▶ _WHAT YOU SHOULD DO_: Scan the entries for the string "Adults" and give the number of lines that have it, nothing further.

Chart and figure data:
================

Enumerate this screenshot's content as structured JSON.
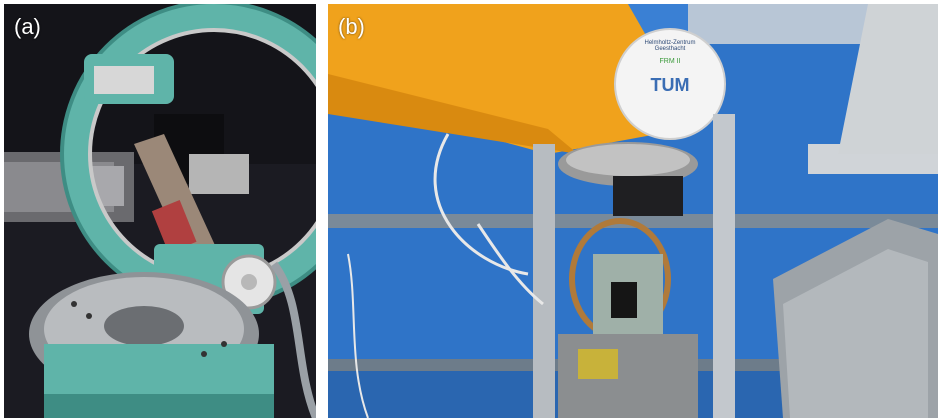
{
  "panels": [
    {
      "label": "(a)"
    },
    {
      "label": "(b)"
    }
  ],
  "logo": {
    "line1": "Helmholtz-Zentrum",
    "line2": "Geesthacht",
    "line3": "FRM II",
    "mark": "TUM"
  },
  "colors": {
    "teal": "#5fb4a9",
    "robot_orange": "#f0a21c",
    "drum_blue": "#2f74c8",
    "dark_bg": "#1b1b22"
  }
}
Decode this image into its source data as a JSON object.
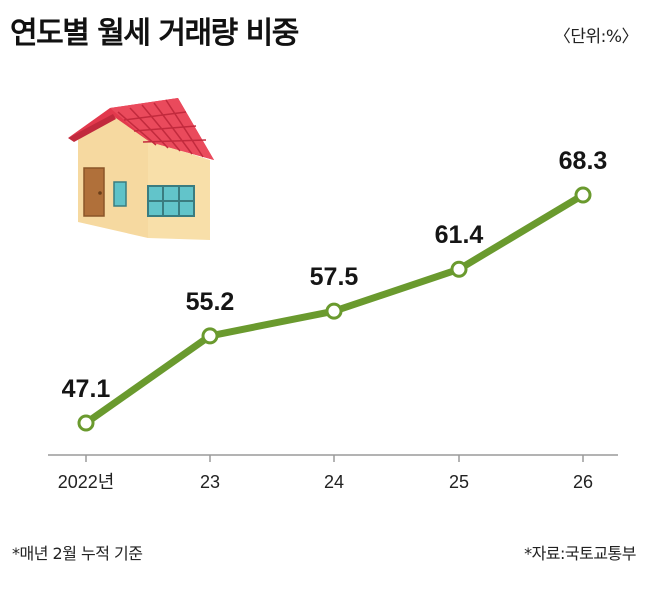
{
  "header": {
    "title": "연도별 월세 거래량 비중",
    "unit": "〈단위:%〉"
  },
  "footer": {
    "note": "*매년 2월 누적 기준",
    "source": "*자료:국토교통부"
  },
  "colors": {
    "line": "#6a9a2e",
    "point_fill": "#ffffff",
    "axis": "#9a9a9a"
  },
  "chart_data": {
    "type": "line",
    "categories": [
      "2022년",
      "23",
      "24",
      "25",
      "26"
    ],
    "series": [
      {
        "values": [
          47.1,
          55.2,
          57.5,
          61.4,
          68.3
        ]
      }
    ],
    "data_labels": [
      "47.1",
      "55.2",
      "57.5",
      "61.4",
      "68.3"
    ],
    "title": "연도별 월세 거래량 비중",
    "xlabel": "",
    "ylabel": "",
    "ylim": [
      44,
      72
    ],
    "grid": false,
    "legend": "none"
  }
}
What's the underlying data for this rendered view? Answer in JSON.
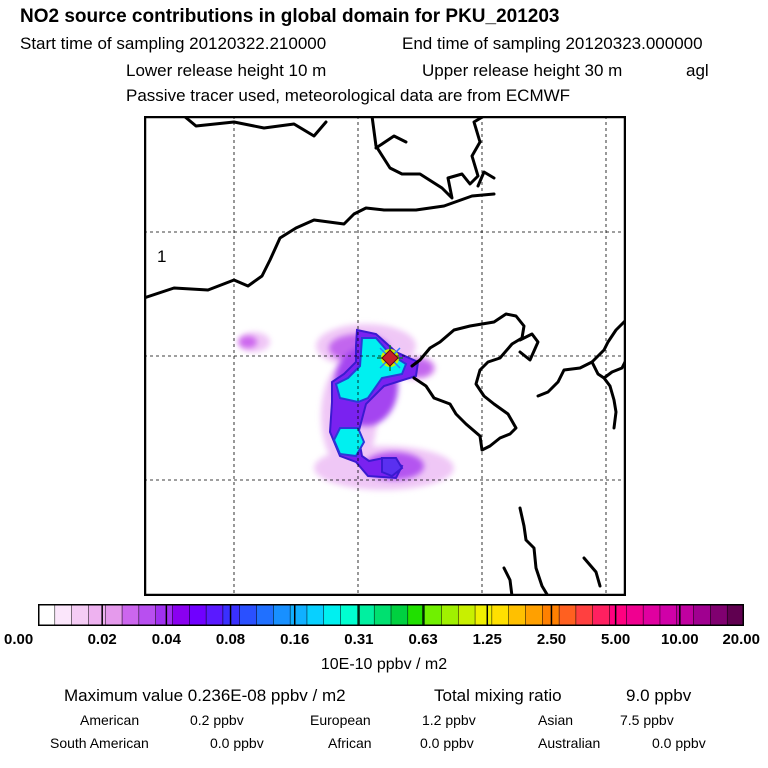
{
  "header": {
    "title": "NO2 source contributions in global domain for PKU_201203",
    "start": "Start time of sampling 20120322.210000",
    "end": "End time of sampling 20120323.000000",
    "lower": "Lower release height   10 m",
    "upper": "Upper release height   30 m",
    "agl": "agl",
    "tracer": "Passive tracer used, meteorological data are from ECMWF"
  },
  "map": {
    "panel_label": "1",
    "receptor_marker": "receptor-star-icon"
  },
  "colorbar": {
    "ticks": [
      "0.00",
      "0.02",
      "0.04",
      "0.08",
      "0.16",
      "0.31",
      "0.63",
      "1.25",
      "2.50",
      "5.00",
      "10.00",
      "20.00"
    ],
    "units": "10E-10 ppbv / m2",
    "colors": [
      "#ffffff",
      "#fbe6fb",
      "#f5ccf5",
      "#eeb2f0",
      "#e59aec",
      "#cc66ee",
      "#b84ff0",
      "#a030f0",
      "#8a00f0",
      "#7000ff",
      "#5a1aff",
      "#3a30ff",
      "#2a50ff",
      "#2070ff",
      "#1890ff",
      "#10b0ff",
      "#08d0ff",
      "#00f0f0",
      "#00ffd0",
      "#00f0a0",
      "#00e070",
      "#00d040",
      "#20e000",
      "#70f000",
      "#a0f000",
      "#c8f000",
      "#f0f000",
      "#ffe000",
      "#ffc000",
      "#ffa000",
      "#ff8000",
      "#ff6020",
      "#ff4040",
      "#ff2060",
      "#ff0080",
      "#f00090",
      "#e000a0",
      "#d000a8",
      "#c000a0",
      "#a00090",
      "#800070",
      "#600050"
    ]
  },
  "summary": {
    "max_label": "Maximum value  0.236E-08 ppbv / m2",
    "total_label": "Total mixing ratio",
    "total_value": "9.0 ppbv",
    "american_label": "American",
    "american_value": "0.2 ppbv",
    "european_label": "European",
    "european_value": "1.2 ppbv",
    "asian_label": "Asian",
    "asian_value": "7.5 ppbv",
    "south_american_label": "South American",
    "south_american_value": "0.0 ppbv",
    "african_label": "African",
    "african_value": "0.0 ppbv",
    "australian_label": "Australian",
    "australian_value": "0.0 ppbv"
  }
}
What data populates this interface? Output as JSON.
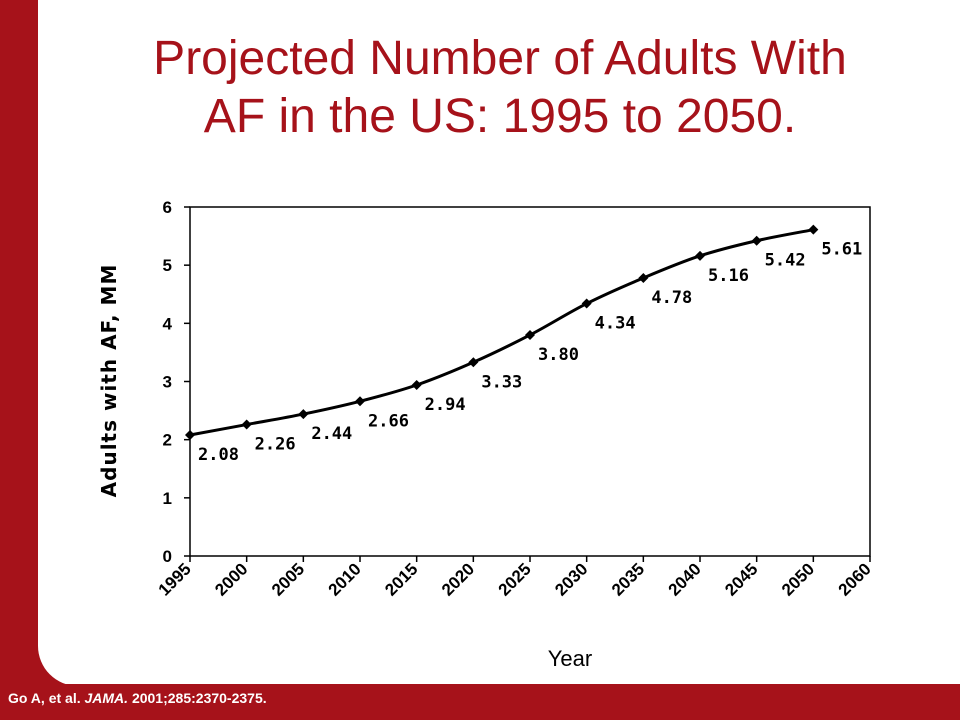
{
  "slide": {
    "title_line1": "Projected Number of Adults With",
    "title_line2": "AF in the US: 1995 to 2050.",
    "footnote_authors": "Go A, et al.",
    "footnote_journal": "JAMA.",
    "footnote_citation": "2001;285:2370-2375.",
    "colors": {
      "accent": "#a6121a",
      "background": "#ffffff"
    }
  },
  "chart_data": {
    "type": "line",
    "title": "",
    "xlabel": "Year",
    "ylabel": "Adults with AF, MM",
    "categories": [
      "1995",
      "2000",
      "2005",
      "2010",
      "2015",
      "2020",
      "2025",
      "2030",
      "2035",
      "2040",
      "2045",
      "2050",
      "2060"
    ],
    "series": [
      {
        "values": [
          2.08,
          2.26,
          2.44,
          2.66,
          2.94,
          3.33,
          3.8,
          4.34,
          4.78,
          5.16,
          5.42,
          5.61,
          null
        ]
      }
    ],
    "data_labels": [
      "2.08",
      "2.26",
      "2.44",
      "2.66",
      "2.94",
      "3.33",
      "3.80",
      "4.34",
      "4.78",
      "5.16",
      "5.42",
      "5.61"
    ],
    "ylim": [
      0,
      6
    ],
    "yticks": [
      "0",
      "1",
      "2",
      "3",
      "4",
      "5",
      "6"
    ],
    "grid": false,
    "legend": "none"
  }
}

================

▶ _RESULT OF THE EXERCISE_: 2